═══ Record excerpts ═══
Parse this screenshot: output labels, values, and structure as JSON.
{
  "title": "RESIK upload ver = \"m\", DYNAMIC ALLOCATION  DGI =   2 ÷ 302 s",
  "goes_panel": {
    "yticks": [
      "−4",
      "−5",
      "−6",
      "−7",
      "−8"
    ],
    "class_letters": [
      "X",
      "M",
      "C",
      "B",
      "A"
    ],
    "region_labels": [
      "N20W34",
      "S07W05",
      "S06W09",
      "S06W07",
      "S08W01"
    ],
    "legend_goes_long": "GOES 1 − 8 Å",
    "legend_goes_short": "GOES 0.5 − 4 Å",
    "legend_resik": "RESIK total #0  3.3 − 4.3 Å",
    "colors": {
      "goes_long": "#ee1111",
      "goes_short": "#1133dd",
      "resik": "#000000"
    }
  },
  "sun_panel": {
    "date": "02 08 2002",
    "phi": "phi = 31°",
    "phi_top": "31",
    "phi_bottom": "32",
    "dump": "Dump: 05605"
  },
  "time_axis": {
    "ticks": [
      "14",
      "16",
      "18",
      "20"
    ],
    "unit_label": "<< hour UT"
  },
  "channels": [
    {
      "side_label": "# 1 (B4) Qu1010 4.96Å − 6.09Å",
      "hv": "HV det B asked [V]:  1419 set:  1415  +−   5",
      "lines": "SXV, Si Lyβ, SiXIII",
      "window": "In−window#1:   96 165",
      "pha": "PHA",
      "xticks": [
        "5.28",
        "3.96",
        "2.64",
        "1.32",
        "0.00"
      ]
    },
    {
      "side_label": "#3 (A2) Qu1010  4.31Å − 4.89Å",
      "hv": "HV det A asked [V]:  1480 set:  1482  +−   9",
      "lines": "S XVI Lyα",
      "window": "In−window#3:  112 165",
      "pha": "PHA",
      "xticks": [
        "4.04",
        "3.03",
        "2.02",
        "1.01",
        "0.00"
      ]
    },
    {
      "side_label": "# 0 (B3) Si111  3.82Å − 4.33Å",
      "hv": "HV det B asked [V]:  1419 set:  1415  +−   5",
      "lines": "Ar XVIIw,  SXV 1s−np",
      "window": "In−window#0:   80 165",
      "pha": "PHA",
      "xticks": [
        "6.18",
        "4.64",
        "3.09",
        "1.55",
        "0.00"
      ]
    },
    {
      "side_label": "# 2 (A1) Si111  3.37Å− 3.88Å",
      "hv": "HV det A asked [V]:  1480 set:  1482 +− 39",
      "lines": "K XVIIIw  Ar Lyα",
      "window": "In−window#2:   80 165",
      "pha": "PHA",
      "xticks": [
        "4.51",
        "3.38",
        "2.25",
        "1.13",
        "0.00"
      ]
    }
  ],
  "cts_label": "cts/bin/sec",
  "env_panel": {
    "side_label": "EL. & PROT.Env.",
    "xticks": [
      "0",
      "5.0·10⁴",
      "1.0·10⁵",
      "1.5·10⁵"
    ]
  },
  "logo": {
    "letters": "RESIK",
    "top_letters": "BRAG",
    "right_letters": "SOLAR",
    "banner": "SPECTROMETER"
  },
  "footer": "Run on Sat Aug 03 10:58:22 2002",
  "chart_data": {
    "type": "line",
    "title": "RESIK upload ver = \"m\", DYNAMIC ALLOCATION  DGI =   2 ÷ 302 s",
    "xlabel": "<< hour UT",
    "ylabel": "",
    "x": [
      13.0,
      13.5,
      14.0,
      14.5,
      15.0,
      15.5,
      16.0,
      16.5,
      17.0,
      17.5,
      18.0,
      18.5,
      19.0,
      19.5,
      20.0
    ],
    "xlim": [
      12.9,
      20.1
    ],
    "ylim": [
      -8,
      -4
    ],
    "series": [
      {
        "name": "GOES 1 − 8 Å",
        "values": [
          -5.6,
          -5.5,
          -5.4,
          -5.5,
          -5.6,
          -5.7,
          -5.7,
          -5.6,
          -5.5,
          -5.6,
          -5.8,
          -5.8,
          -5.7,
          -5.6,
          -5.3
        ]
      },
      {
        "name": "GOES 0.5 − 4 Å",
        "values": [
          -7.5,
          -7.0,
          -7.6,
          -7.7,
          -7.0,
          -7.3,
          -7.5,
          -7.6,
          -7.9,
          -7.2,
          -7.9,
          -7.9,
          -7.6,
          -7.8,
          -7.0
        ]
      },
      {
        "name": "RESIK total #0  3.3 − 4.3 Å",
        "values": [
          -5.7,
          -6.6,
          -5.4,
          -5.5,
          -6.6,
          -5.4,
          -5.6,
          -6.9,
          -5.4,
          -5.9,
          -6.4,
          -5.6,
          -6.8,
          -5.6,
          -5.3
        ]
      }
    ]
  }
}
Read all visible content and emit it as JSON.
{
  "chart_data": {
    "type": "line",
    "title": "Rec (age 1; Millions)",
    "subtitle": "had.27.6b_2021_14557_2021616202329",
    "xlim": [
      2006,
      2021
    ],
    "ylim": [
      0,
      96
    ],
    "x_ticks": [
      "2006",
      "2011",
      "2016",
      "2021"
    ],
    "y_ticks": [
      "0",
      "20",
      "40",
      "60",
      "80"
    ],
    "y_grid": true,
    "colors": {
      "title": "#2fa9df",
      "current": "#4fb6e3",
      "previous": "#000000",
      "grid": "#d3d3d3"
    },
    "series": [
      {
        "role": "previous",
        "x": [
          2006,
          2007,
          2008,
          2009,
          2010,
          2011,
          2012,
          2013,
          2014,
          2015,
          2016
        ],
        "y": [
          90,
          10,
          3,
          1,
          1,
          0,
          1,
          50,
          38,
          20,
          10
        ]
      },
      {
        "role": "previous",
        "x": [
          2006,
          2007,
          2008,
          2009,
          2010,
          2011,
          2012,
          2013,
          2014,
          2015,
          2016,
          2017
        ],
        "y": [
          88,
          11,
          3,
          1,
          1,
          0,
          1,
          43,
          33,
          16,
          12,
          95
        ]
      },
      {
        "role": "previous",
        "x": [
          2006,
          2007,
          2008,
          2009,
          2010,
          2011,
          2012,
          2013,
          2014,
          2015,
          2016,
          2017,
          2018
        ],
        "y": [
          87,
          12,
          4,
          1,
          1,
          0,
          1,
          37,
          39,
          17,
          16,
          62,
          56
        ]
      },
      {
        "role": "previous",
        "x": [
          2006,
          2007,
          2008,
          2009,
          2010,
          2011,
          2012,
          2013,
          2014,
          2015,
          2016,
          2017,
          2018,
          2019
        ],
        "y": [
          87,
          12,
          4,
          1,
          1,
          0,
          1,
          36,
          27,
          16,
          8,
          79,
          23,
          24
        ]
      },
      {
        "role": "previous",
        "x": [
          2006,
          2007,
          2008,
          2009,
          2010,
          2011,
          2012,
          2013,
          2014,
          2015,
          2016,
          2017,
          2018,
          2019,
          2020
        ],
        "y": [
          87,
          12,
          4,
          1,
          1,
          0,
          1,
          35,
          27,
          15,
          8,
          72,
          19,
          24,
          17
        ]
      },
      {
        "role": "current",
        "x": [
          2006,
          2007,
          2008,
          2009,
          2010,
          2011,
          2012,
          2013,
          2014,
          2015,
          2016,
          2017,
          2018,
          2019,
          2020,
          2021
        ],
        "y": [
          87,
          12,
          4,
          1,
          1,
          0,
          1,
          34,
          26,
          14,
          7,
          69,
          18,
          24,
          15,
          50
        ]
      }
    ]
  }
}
═══
Directive → Repeat the material word for word, in full.

The output →
Parse this screenshot: output labels, values, and structure as JSON.
{
  "title": "RESIK upload ver = \"m\", DYNAMIC ALLOCATION  DGI =   2 ÷ 302 s",
  "goes_panel": {
    "yticks": [
      "−4",
      "−5",
      "−6",
      "−7",
      "−8"
    ],
    "class_letters": [
      "X",
      "M",
      "C",
      "B",
      "A"
    ],
    "region_labels": [
      "N20W34",
      "S07W05",
      "S06W09",
      "S06W07",
      "S08W01"
    ],
    "legend_goes_long": "GOES 1 − 8 Å",
    "legend_goes_short": "GOES 0.5 − 4 Å",
    "legend_resik": "RESIK total #0  3.3 − 4.3 Å",
    "colors": {
      "goes_long": "#ee1111",
      "goes_short": "#1133dd",
      "resik": "#000000"
    }
  },
  "sun_panel": {
    "date": "02 08 2002",
    "phi": "phi = 31°",
    "phi_top": "31",
    "phi_bottom": "32",
    "dump": "Dump: 05605"
  },
  "time_axis": {
    "ticks": [
      "14",
      "16",
      "18",
      "20"
    ],
    "unit_label": "<< hour UT"
  },
  "channels": [
    {
      "side_label": "# 1 (B4) Qu1010 4.96Å − 6.09Å",
      "hv": "HV det B asked [V]:  1419 set:  1415  +−   5",
      "lines": "SXV, Si Lyβ, SiXIII",
      "window": "In−window#1:   96 165",
      "pha": "PHA",
      "xticks": [
        "5.28",
        "3.96",
        "2.64",
        "1.32",
        "0.00"
      ]
    },
    {
      "side_label": "#3 (A2) Qu1010  4.31Å − 4.89Å",
      "hv": "HV det A asked [V]:  1480 set:  1482  +−   9",
      "lines": "S XVI Lyα",
      "window": "In−window#3:  112 165",
      "pha": "PHA",
      "xticks": [
        "4.04",
        "3.03",
        "2.02",
        "1.01",
        "0.00"
      ]
    },
    {
      "side_label": "# 0 (B3) Si111  3.82Å − 4.33Å",
      "hv": "HV det B asked [V]:  1419 set:  1415  +−   5",
      "lines": "Ar XVIIw,  SXV 1s−np",
      "window": "In−window#0:   80 165",
      "pha": "PHA",
      "xticks": [
        "6.18",
        "4.64",
        "3.09",
        "1.55",
        "0.00"
      ]
    },
    {
      "side_label": "# 2 (A1) Si111  3.37Å− 3.88Å",
      "hv": "HV det A asked [V]:  1480 set:  1482 +− 39",
      "lines": "K XVIIIw  Ar Lyα",
      "window": "In−window#2:   80 165",
      "pha": "PHA",
      "xticks": [
        "4.51",
        "3.38",
        "2.25",
        "1.13",
        "0.00"
      ]
    }
  ],
  "cts_label": "cts/bin/sec",
  "env_panel": {
    "side_label": "EL. & PROT.Env.",
    "xticks": [
      "0",
      "5.0·10⁴",
      "1.0·10⁵",
      "1.5·10⁵"
    ]
  },
  "logo": {
    "letters": "RESIK",
    "top_letters": "BRAG",
    "right_letters": "SOLAR",
    "banner": "SPECTROMETER"
  },
  "footer": "Run on Sat Aug 03 10:58:22 2002",
  "chart_data": {
    "type": "line",
    "title": "RESIK upload ver = \"m\", DYNAMIC ALLOCATION  DGI =   2 ÷ 302 s",
    "xlabel": "<< hour UT",
    "ylabel": "",
    "x": [
      13.0,
      13.5,
      14.0,
      14.5,
      15.0,
      15.5,
      16.0,
      16.5,
      17.0,
      17.5,
      18.0,
      18.5,
      19.0,
      19.5,
      20.0
    ],
    "xlim": [
      12.9,
      20.1
    ],
    "ylim": [
      -8,
      -4
    ],
    "series": [
      {
        "name": "GOES 1 − 8 Å",
        "values": [
          -5.6,
          -5.5,
          -5.4,
          -5.5,
          -5.6,
          -5.7,
          -5.7,
          -5.6,
          -5.5,
          -5.6,
          -5.8,
          -5.8,
          -5.7,
          -5.6,
          -5.3
        ]
      },
      {
        "name": "GOES 0.5 − 4 Å",
        "values": [
          -7.5,
          -7.0,
          -7.6,
          -7.7,
          -7.0,
          -7.3,
          -7.5,
          -7.6,
          -7.9,
          -7.2,
          -7.9,
          -7.9,
          -7.6,
          -7.8,
          -7.0
        ]
      },
      {
        "name": "RESIK total #0  3.3 − 4.3 Å",
        "values": [
          -5.7,
          -6.6,
          -5.4,
          -5.5,
          -6.6,
          -5.4,
          -5.6,
          -6.9,
          -5.4,
          -5.9,
          -6.4,
          -5.6,
          -6.8,
          -5.6,
          -5.3
        ]
      }
    ]
  }
}
Read all visible content and emit it as JSON.
{
  "chart_data": {
    "type": "line",
    "title": "Rec (age 1; Millions)",
    "subtitle": "had.27.6b_2021_14557_2021616202329",
    "xlim": [
      2006,
      2021
    ],
    "ylim": [
      0,
      96
    ],
    "x_ticks": [
      "2006",
      "2011",
      "2016",
      "2021"
    ],
    "y_ticks": [
      "0",
      "20",
      "40",
      "60",
      "80"
    ],
    "y_grid": true,
    "colors": {
      "title": "#2fa9df",
      "current": "#4fb6e3",
      "previous": "#000000",
      "grid": "#d3d3d3"
    },
    "series": [
      {
        "role": "previous",
        "x": [
          2006,
          2007,
          2008,
          2009,
          2010,
          2011,
          2012,
          2013,
          2014,
          2015,
          2016
        ],
        "y": [
          90,
          10,
          3,
          1,
          1,
          0,
          1,
          50,
          38,
          20,
          10
        ]
      },
      {
        "role": "previous",
        "x": [
          2006,
          2007,
          2008,
          2009,
          2010,
          2011,
          2012,
          2013,
          2014,
          2015,
          2016,
          2017
        ],
        "y": [
          88,
          11,
          3,
          1,
          1,
          0,
          1,
          43,
          33,
          16,
          12,
          95
        ]
      },
      {
        "role": "previous",
        "x": [
          2006,
          2007,
          2008,
          2009,
          2010,
          2011,
          2012,
          2013,
          2014,
          2015,
          2016,
          2017,
          2018
        ],
        "y": [
          87,
          12,
          4,
          1,
          1,
          0,
          1,
          37,
          39,
          17,
          16,
          62,
          56
        ]
      },
      {
        "role": "previous",
        "x": [
          2006,
          2007,
          2008,
          2009,
          2010,
          2011,
          2012,
          2013,
          2014,
          2015,
          2016,
          2017,
          2018,
          2019
        ],
        "y": [
          87,
          12,
          4,
          1,
          1,
          0,
          1,
          36,
          27,
          16,
          8,
          79,
          23,
          24
        ]
      },
      {
        "role": "previous",
        "x": [
          2006,
          2007,
          2008,
          2009,
          2010,
          2011,
          2012,
          2013,
          2014,
          2015,
          2016,
          2017,
          2018,
          2019,
          2020
        ],
        "y": [
          87,
          12,
          4,
          1,
          1,
          0,
          1,
          35,
          27,
          15,
          8,
          72,
          19,
          24,
          17
        ]
      },
      {
        "role": "current",
        "x": [
          2006,
          2007,
          2008,
          2009,
          2010,
          2011,
          2012,
          2013,
          2014,
          2015,
          2016,
          2017,
          2018,
          2019,
          2020,
          2021
        ],
        "y": [
          87,
          12,
          4,
          1,
          1,
          0,
          1,
          34,
          26,
          14,
          7,
          69,
          18,
          24,
          15,
          50
        ]
      }
    ]
  }
}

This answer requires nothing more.